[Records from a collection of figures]

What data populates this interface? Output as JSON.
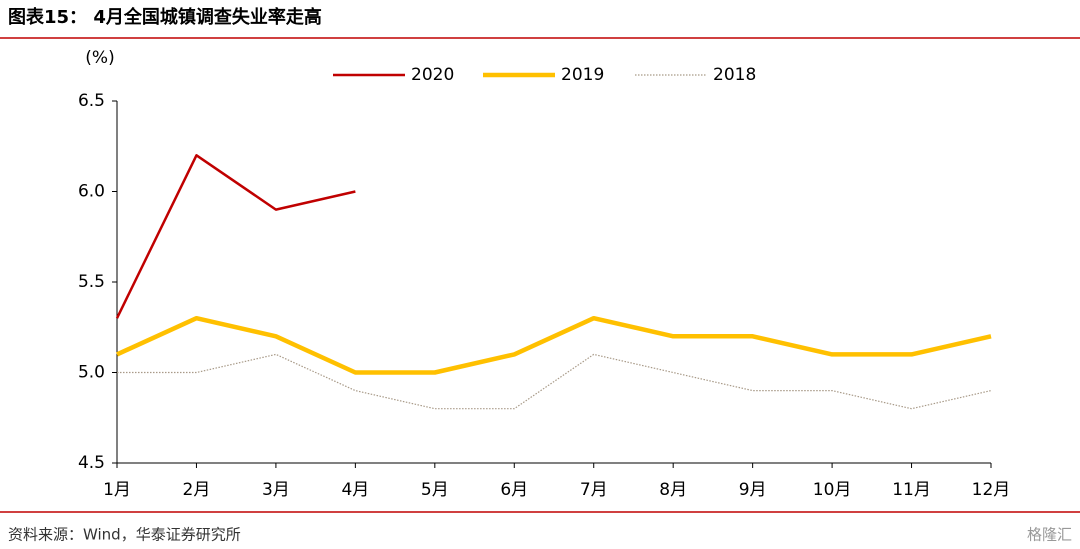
{
  "chart_data": {
    "type": "line",
    "title": "图表15： 4月全国城镇调查失业率走高",
    "y_label": "(%)",
    "categories": [
      "1月",
      "2月",
      "3月",
      "4月",
      "5月",
      "6月",
      "7月",
      "8月",
      "9月",
      "10月",
      "11月",
      "12月"
    ],
    "series": [
      {
        "name": "2020",
        "color": "#c00000",
        "values": [
          5.3,
          6.2,
          5.9,
          6.0,
          null,
          null,
          null,
          null,
          null,
          null,
          null,
          null
        ]
      },
      {
        "name": "2019",
        "color": "#ffc000",
        "values": [
          5.1,
          5.3,
          5.2,
          5.0,
          5.0,
          5.1,
          5.3,
          5.2,
          5.2,
          5.1,
          5.1,
          5.2
        ]
      },
      {
        "name": "2018",
        "color": "#a89a88",
        "values": [
          5.0,
          5.0,
          5.1,
          4.9,
          4.8,
          4.8,
          5.1,
          5.0,
          4.9,
          4.9,
          4.8,
          4.9
        ]
      }
    ],
    "ylim": [
      4.5,
      6.5
    ],
    "yticks": [
      4.5,
      {
        "value": 5,
        "label": "5.0"
      },
      5.5,
      {
        "value": 6,
        "label": "6.0"
      },
      6.5
    ],
    "grid": false,
    "legend": "top"
  },
  "footer": {
    "source": "资料来源：Wind，华泰证券研究所",
    "watermark": "格隆汇"
  }
}
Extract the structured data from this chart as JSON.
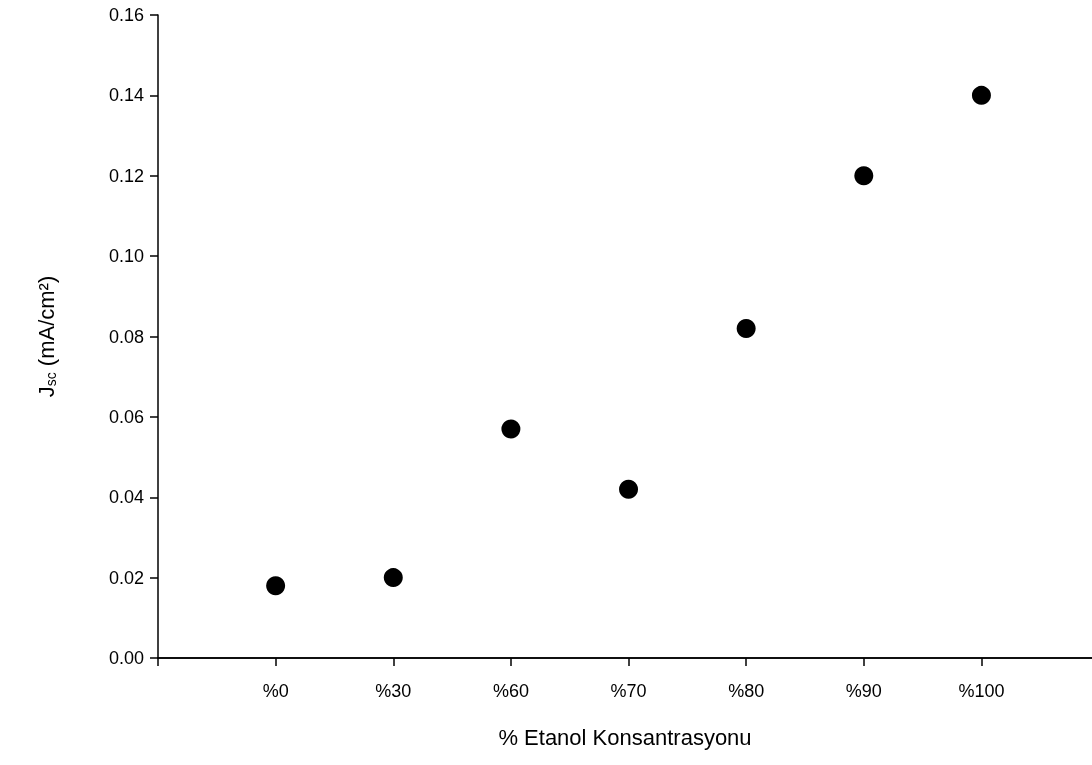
{
  "chart_data": {
    "type": "scatter",
    "xlabel": "% Etanol Konsantrasyonu",
    "ylabel": "J$_{sc}$ (mA/cm²)",
    "categories": [
      "%0",
      "%30",
      "%60",
      "%70",
      "%80",
      "%90",
      "%100"
    ],
    "values": [
      0.018,
      0.02,
      0.057,
      0.042,
      0.082,
      0.12,
      0.14
    ],
    "color": "#000000",
    "marker": "circle",
    "grid": false,
    "ylim": [
      0,
      0.16
    ],
    "yticks": [
      {
        "value": 0,
        "label": "0.00"
      },
      {
        "value": 0.02,
        "label": "0.02"
      },
      {
        "value": 0.04,
        "label": "0.04"
      },
      {
        "value": 0.06,
        "label": "0.06"
      },
      {
        "value": 0.08,
        "label": "0.08"
      },
      {
        "value": 0.1,
        "label": "0.10"
      },
      {
        "value": 0.12,
        "label": "0.12"
      },
      {
        "value": 0.14,
        "label": "0.14"
      },
      {
        "value": 0.16,
        "label": "0.16"
      }
    ]
  }
}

### WHAT TO DO
Quote exactly the lines from the one that contains "Extract the structured" through the end of the listing above, both ends included, leaving out the pictures.

### RESULT OF THE TASK
Extract the structured data from this chart as JSON.
{
  "chart_data": {
    "type": "scatter",
    "xlabel": "% Etanol Konsantrasyonu",
    "ylabel": "J$_{sc}$ (mA/cm²)",
    "categories": [
      "%0",
      "%30",
      "%60",
      "%70",
      "%80",
      "%90",
      "%100"
    ],
    "values": [
      0.018,
      0.02,
      0.057,
      0.042,
      0.082,
      0.12,
      0.14
    ],
    "color": "#000000",
    "marker": "circle",
    "grid": false,
    "ylim": [
      0,
      0.16
    ],
    "yticks": [
      {
        "value": 0,
        "label": "0.00"
      },
      {
        "value": 0.02,
        "label": "0.02"
      },
      {
        "value": 0.04,
        "label": "0.04"
      },
      {
        "value": 0.06,
        "label": "0.06"
      },
      {
        "value": 0.08,
        "label": "0.08"
      },
      {
        "value": 0.1,
        "label": "0.10"
      },
      {
        "value": 0.12,
        "label": "0.12"
      },
      {
        "value": 0.14,
        "label": "0.14"
      },
      {
        "value": 0.16,
        "label": "0.16"
      }
    ]
  }
}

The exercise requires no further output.